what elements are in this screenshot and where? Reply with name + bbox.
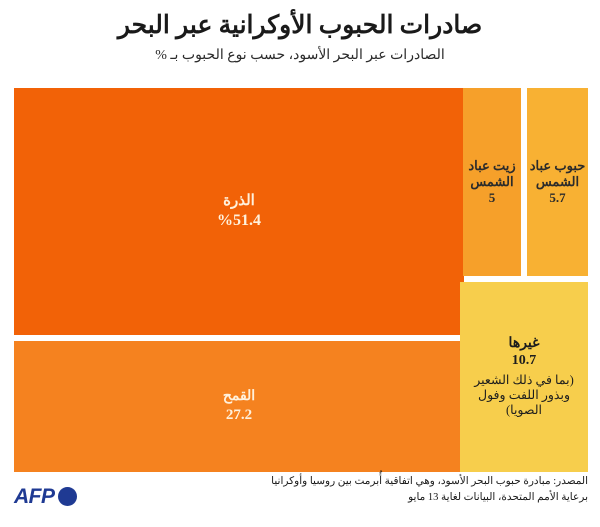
treemap-cell-maize[interactable]: الذرة %51.4	[14, 88, 464, 335]
treemap-cell-other[interactable]: غيرها 10.7 (بما في ذلك الشعير وبذور اللف…	[460, 282, 588, 472]
treemap-cell-note: (بما في ذلك الشعير وبذور اللفت وفول الصو…	[466, 373, 582, 418]
source-note-line-2: برعاية الأمم المتحدة، البيانات لغاية 13 …	[158, 490, 588, 506]
page-subtitle: الصادرات عبر البحر الأسود، حسب نوع الحبو…	[0, 41, 600, 65]
infographic-page: صادرات الحبوب الأوكرانية عبر البحر الصاد…	[0, 0, 600, 527]
treemap-cell-label: زيت عباد الشمس	[463, 158, 521, 189]
treemap-cell-value: 10.7	[512, 353, 537, 370]
treemap-cell-value: 5.7	[549, 190, 565, 206]
treemap-cell-label: القمح	[223, 389, 255, 406]
afp-logo-text: AFP	[14, 486, 55, 507]
treemap-cell-label: غيرها	[509, 336, 540, 353]
treemap-cell-sunflower-oil[interactable]: زيت عباد الشمس 5	[463, 88, 521, 276]
treemap-cell-value: 27.2	[226, 406, 252, 424]
treemap-cell-wheat[interactable]: القمح 27.2	[14, 341, 464, 472]
page-title: صادرات الحبوب الأوكرانية عبر البحر	[0, 0, 600, 41]
treemap-cell-value: 5	[489, 190, 496, 206]
source-note: المصدر: مبادرة حبوب البحر الأسود، وهي ات…	[158, 474, 588, 507]
treemap-chart: الذرة %51.4 القمح 27.2 غيرها 10.7 (بما ف…	[14, 88, 588, 472]
treemap-cell-value: %51.4	[217, 211, 261, 230]
afp-logo-dot-icon	[58, 487, 77, 506]
afp-logo: AFP	[14, 486, 77, 507]
treemap-cell-label: حبوب عباد الشمس	[527, 158, 588, 189]
treemap-cell-sunflower-seeds[interactable]: حبوب عباد الشمس 5.7	[527, 88, 588, 276]
treemap-cell-label: الذرة	[223, 193, 255, 211]
chart-header: صادرات الحبوب الأوكرانية عبر البحر الصاد…	[0, 0, 600, 82]
chart-footer: المصدر: مبادرة حبوب البحر الأسود، وهي ات…	[0, 472, 600, 527]
source-note-line-1: المصدر: مبادرة حبوب البحر الأسود، وهي ات…	[158, 474, 588, 490]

....................

* [JOB]: Can you lay out the lines above as a Markdown table with the columns "No." and "Line", numbering the rows and skipping blank lines? Leave the picture out of the table.

* [RESPONSE BELOW]:
| No. | Line |
|---|---|
| 1 | what elements are in this screenshot and where? Reply with name + bbox. |
| 2 | treemap-cell-maize[interactable]: الذرة %51.4	[14, 88, 464, 335] |
| 3 | treemap-cell-other[interactable]: غيرها 10.7 (بما في ذلك الشعير وبذور اللف…	[460, 282, 588, 472] |
| 4 | treemap-cell-note: (بما في ذلك الشعير وبذور اللفت وفول الصو…	[466, 373, 582, 418] |
| 5 | source-note-line-2: برعاية الأمم المتحدة، البيانات لغاية 13 …	[158, 490, 588, 506] |
| 6 | page-subtitle: الصادرات عبر البحر الأسود، حسب نوع الحبو…	[0, 41, 600, 65] |
| 7 | infographic-page: صادرات الحبوب الأوكرانية عبر البحر الصاد…	[0, 0, 600, 527] |
| 8 | treemap-cell-label: زيت عباد الشمس	[463, 158, 521, 189] |
| 9 | treemap-cell-value: 10.7	[512, 353, 537, 370] |
| 10 | treemap-cell-value: 5.7	[549, 190, 565, 206] |
| 11 | treemap-cell-label: القمح	[223, 389, 255, 406] |
| 12 | afp-logo-text: AFP	[14, 486, 55, 507] |
| 13 | treemap-cell-label: غيرها	[509, 336, 540, 353] |
| 14 | treemap-cell-sunflower-oil[interactable]: زيت عباد الشمس 5	[463, 88, 521, 276] |
| 15 | treemap-cell-value: 27.2	[226, 406, 252, 424] |
| 16 | treemap-cell-wheat[interactable]: القمح 27.2	[14, 341, 464, 472] |
| 17 | page-title: صادرات الحبوب الأوكرانية عبر البحر	[0, 0, 600, 41] |
| 18 | treemap-cell-value: 5	[489, 190, 496, 206] |
| 19 | source-note: المصدر: مبادرة حبوب البحر الأسود، وهي ات…	[158, 474, 588, 507] |
| 20 | treemap-chart: الذرة %51.4 القمح 27.2 غيرها 10.7 (بما ف…	[14, 88, 588, 472] |
| 21 | treemap-cell-value: %51.4	[217, 211, 261, 230] |
| 22 | afp-logo-dot-icon	[58, 487, 77, 506] |
| 23 | afp-logo: AFP	[14, 486, 77, 507] |
| 24 | treemap-cell-label: حبوب عباد الشمس	[527, 158, 588, 189] |
| 25 | treemap-cell-sunflower-seeds[interactable]: حبوب عباد الشمس 5.7	[527, 88, 588, 276] |
| 26 | treemap-cell-label: الذرة	[223, 193, 255, 211] |
| 27 | chart-header: صادرات الحبوب الأوكرانية عبر البحر الصاد…	[0, 0, 600, 82] |
| 28 | chart-footer: المصدر: مبادرة حبوب البحر الأسود، وهي ات…	[0, 472, 600, 527] |
| 29 | source-note-line-1: المصدر: مبادرة حبوب البحر الأسود، وهي ات…	[158, 474, 588, 490] |